EXERCISE:
Would you pull out every line of the material that contains the string "title"?
····················
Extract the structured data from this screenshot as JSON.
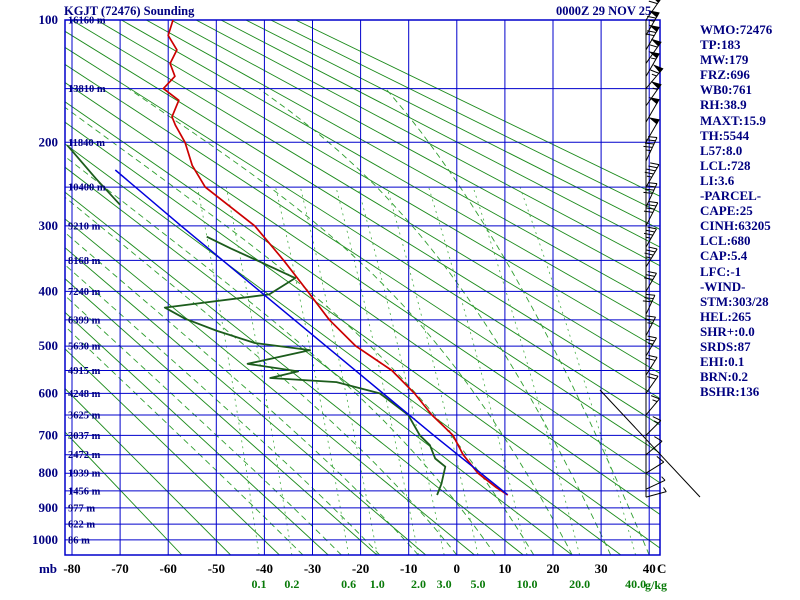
{
  "header": {
    "title": "KGJT (72476) Sounding",
    "datetime": "0000Z 29 NOV 25"
  },
  "info_panel": {
    "lines": [
      "WMO:72476",
      "TP:183",
      "MW:179",
      "FRZ:696",
      "WB0:761",
      "RH:38.9",
      "MAXT:15.9",
      "TH:5544",
      "L57:8.0",
      "LCL:728",
      "LI:3.6",
      "-PARCEL-",
      "CAPE:25",
      "CINH:63205",
      "LCL:680",
      "CAP:5.4",
      "LFC:-1",
      "-WIND-",
      "STM:303/28",
      "HEL:265",
      "SHR+:0.0",
      "SRDS:87",
      "EHI:0.1",
      "BRN:0.2",
      "BSHR:136"
    ]
  },
  "axes": {
    "pressure_unit": "mb",
    "temp_unit": "C",
    "mixing_unit": "g/kg",
    "pressure_ticks": [
      100,
      200,
      300,
      400,
      500,
      600,
      700,
      800,
      900,
      1000
    ],
    "temp_ticks": [
      -80,
      -70,
      -60,
      -50,
      -40,
      -30,
      -20,
      -10,
      0,
      10,
      20,
      30,
      40
    ],
    "mixing_ticks": [
      0.1,
      0.2,
      0.6,
      1.0,
      2.0,
      3.0,
      5.0,
      10.0,
      20.0,
      40.0
    ],
    "height_labels": [
      {
        "p": 100,
        "label": "16160 m"
      },
      {
        "p": 150,
        "label": "13810 m"
      },
      {
        "p": 200,
        "label": "11840 m"
      },
      {
        "p": 250,
        "label": "10400 m"
      },
      {
        "p": 300,
        "label": "9210 m"
      },
      {
        "p": 350,
        "label": "8168 m"
      },
      {
        "p": 400,
        "label": "7240 m"
      },
      {
        "p": 450,
        "label": "6399 m"
      },
      {
        "p": 500,
        "label": "5630 m"
      },
      {
        "p": 550,
        "label": "4915 m"
      },
      {
        "p": 600,
        "label": "4248 m"
      },
      {
        "p": 650,
        "label": "3625 m"
      },
      {
        "p": 700,
        "label": "3037 m"
      },
      {
        "p": 750,
        "label": "2472 m"
      },
      {
        "p": 800,
        "label": "1939 m"
      },
      {
        "p": 850,
        "label": "1456 m"
      },
      {
        "p": 900,
        "label": "977 m"
      },
      {
        "p": 950,
        "label": "622 m"
      },
      {
        "p": 1000,
        "label": "86 m"
      }
    ]
  },
  "chart_data": {
    "type": "line",
    "diagram": "stuve_sounding",
    "title": "KGJT (72476) Sounding 0000Z 29 NOV 25",
    "x_axis": {
      "label": "C",
      "min": -80,
      "max": 40,
      "grid_step": 10
    },
    "y_axis": {
      "label": "mb",
      "scale": "p^0.286 (Stuve)",
      "min": 100,
      "max": 1050,
      "grid_step": 50
    },
    "colors": {
      "grid": "#0000cc",
      "dry_adiabat": "#1b8a1b",
      "moist_adiabat": "#2f9e2f",
      "mixing_ratio": "#44ad44",
      "temperature": "#cc0000",
      "dewpoint": "#1c5c1c",
      "parcel": "#0000dd",
      "wind": "#000000",
      "labels_navy": "#000080",
      "labels_green": "#087a08"
    },
    "series": [
      {
        "name": "temperature",
        "color": "#cc0000",
        "points": [
          [
            862,
            10.6
          ],
          [
            840,
            8.2
          ],
          [
            800,
            4.4
          ],
          [
            750,
            1.3
          ],
          [
            700,
            -0.8
          ],
          [
            650,
            -5.2
          ],
          [
            600,
            -8.8
          ],
          [
            550,
            -13.5
          ],
          [
            500,
            -21
          ],
          [
            450,
            -26.5
          ],
          [
            400,
            -31
          ],
          [
            350,
            -36
          ],
          [
            300,
            -42
          ],
          [
            250,
            -52.3
          ],
          [
            225,
            -55
          ],
          [
            200,
            -56.5
          ],
          [
            183,
            -58.5
          ],
          [
            175,
            -59.2
          ],
          [
            160,
            -57.8
          ],
          [
            150,
            -61
          ],
          [
            140,
            -58.6
          ],
          [
            130,
            -59.6
          ],
          [
            120,
            -58.2
          ],
          [
            110,
            -60
          ],
          [
            100,
            -59
          ]
        ]
      },
      {
        "name": "dewpoint",
        "color": "#1c5c1c",
        "points": [
          [
            862,
            -4.1
          ],
          [
            830,
            -3.2
          ],
          [
            782,
            -2.4
          ],
          [
            760,
            -4.5
          ],
          [
            725,
            -5.6
          ],
          [
            700,
            -7.7
          ],
          [
            650,
            -10.1
          ],
          [
            600,
            -16
          ],
          [
            575,
            -25
          ],
          [
            566,
            -38.8
          ],
          [
            552,
            -33
          ],
          [
            536,
            -43.5
          ],
          [
            508,
            -30.5
          ],
          [
            494,
            -42
          ],
          [
            470,
            -50
          ],
          [
            448,
            -56.5
          ],
          [
            428,
            -60.7
          ],
          [
            405,
            -39
          ],
          [
            378,
            -33.6
          ],
          [
            352,
            -41
          ],
          [
            332,
            -47
          ],
          [
            315,
            -52
          ]
        ]
      },
      {
        "name": "dewpoint_upper",
        "color": "#1c5c1c",
        "points": [
          [
            272,
            -70
          ],
          [
            240,
            -75
          ],
          [
            203,
            -81
          ]
        ]
      },
      {
        "name": "parcel",
        "color": "#0000dd",
        "points": [
          [
            860,
            10.5
          ],
          [
            700,
            -4.8
          ],
          [
            500,
            -27.2
          ],
          [
            400,
            -40.9
          ],
          [
            300,
            -57.3
          ],
          [
            230,
            -71
          ]
        ]
      }
    ],
    "wind_profile": [
      {
        "p": 100,
        "dir": 295,
        "spd": 60
      },
      {
        "p": 110,
        "dir": 300,
        "spd": 65
      },
      {
        "p": 120,
        "dir": 300,
        "spd": 70
      },
      {
        "p": 130,
        "dir": 295,
        "spd": 60
      },
      {
        "p": 140,
        "dir": 300,
        "spd": 55
      },
      {
        "p": 150,
        "dir": 290,
        "spd": 65
      },
      {
        "p": 165,
        "dir": 295,
        "spd": 55
      },
      {
        "p": 180,
        "dir": 300,
        "spd": 50
      },
      {
        "p": 200,
        "dir": 300,
        "spd": 50
      },
      {
        "p": 220,
        "dir": 305,
        "spd": 45
      },
      {
        "p": 250,
        "dir": 300,
        "spd": 45
      },
      {
        "p": 275,
        "dir": 305,
        "spd": 40
      },
      {
        "p": 300,
        "dir": 303,
        "spd": 40
      },
      {
        "p": 330,
        "dir": 300,
        "spd": 35
      },
      {
        "p": 360,
        "dir": 298,
        "spd": 35
      },
      {
        "p": 400,
        "dir": 300,
        "spd": 32
      },
      {
        "p": 440,
        "dir": 305,
        "spd": 30
      },
      {
        "p": 480,
        "dir": 303,
        "spd": 28
      },
      {
        "p": 520,
        "dir": 300,
        "spd": 26
      },
      {
        "p": 560,
        "dir": 298,
        "spd": 24
      },
      {
        "p": 600,
        "dir": 295,
        "spd": 22
      },
      {
        "p": 650,
        "dir": 290,
        "spd": 18
      },
      {
        "p": 700,
        "dir": 285,
        "spd": 15
      },
      {
        "p": 750,
        "dir": 280,
        "spd": 12
      },
      {
        "p": 800,
        "dir": 272,
        "spd": 10
      },
      {
        "p": 845,
        "dir": 265,
        "spd": 8
      },
      {
        "p": 868,
        "dir": 255,
        "spd": 6
      }
    ]
  }
}
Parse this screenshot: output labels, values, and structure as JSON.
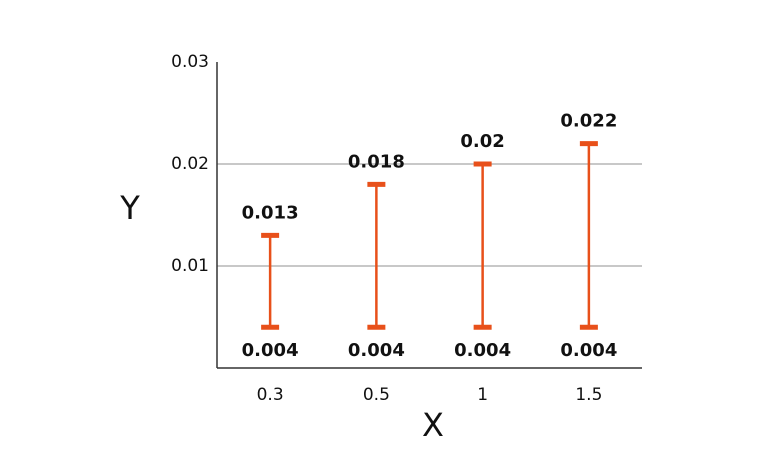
{
  "chart_data": {
    "type": "range",
    "x_label": "X",
    "y_label": "Y",
    "categories": [
      "0.3",
      "0.5",
      "1",
      "1.5"
    ],
    "low": [
      0.004,
      0.004,
      0.004,
      0.004
    ],
    "high": [
      0.013,
      0.018,
      0.02,
      0.022
    ],
    "color": "#e8501a",
    "ylim": [
      0,
      0.03
    ],
    "yticks": [
      0.01,
      0.02,
      0.03
    ],
    "grid": true
  }
}
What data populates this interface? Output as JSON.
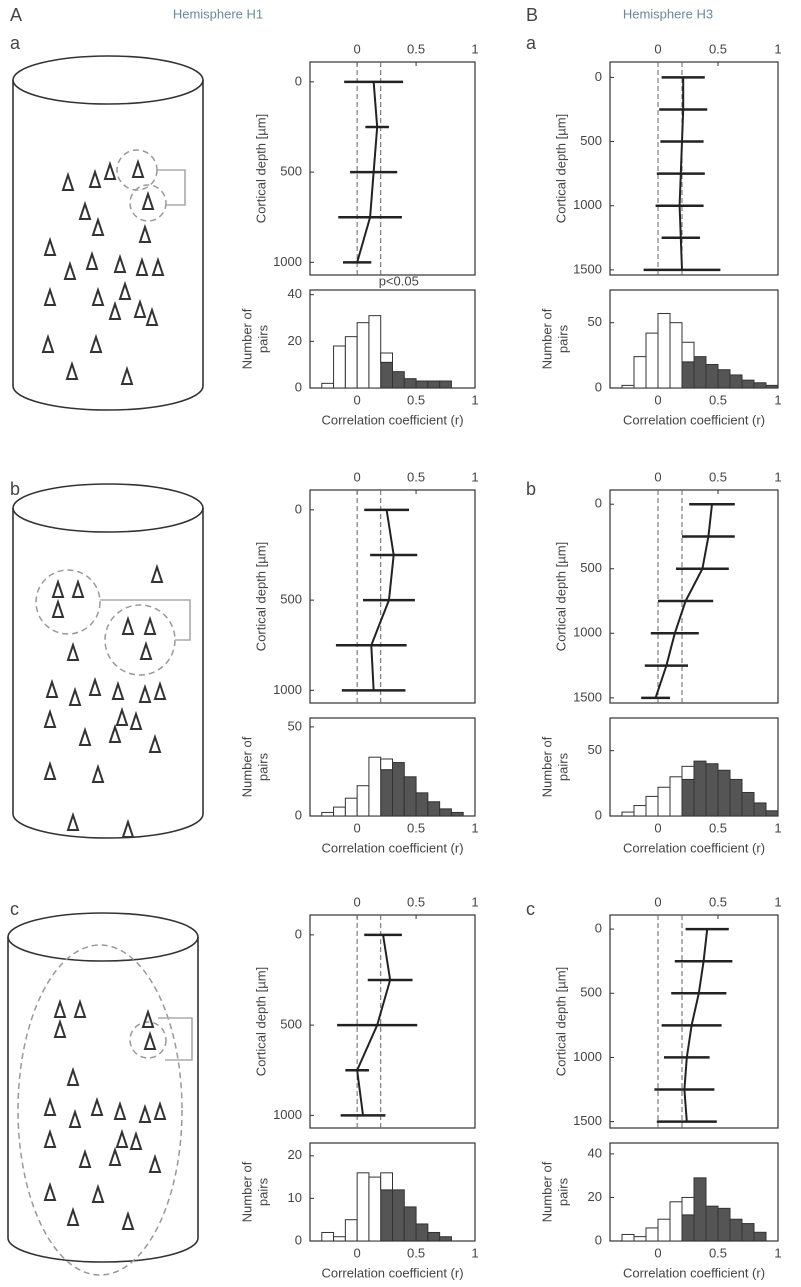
····················
RESPONSE BELOW:
    "title": "KGJT (72476) Sounding",
    "title": "KGJT (72476) Sounding 0000Z 29 NOV 25",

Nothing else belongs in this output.